▶ _SUPPLIED ENTRIES_:

>>>>

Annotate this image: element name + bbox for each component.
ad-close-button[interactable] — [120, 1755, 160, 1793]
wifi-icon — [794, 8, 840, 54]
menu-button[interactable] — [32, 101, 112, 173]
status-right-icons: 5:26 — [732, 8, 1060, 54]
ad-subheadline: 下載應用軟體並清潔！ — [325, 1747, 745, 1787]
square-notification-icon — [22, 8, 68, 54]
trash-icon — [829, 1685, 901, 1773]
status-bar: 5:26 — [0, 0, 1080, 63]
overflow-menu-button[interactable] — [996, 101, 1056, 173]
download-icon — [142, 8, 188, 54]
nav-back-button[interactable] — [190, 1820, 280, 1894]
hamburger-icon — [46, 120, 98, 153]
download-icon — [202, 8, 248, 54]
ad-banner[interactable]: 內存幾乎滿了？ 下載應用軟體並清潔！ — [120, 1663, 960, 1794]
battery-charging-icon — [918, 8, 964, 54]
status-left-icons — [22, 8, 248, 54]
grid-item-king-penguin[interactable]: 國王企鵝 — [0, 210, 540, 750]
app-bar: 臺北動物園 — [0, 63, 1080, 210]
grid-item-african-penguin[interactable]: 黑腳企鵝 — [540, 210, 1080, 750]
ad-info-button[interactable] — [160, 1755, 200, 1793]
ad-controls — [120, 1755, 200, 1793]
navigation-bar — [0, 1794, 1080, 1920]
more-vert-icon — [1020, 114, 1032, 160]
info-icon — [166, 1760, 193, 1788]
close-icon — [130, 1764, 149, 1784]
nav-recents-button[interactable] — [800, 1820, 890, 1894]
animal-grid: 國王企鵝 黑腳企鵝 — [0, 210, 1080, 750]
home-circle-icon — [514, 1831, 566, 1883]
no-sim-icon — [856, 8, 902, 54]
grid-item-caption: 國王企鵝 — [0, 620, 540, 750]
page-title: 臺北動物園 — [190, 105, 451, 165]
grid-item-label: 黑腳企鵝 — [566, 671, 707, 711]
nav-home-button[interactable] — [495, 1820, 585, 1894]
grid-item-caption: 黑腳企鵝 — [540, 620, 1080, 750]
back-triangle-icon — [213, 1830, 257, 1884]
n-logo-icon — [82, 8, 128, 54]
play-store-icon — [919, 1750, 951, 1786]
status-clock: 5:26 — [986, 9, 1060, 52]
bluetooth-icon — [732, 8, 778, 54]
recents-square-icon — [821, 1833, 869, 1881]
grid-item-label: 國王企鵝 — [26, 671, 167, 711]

<<<<

▶ _GIVEN TASK_:
Rewrite the lines above as a numbered list, leaving out any blank lines. Include only the part that opens with the first line and closes with the line containing "status-right-icons: 5:26 — [732, 8, 1060, 54]", with both of those lines included.

▶ _RESULT OF THE EXERCISE_:
1. Annotate this image: element name + bbox for each component.
2. ad-close-button[interactable] — [120, 1755, 160, 1793]
3. wifi-icon — [794, 8, 840, 54]
4. menu-button[interactable] — [32, 101, 112, 173]
5. status-right-icons: 5:26 — [732, 8, 1060, 54]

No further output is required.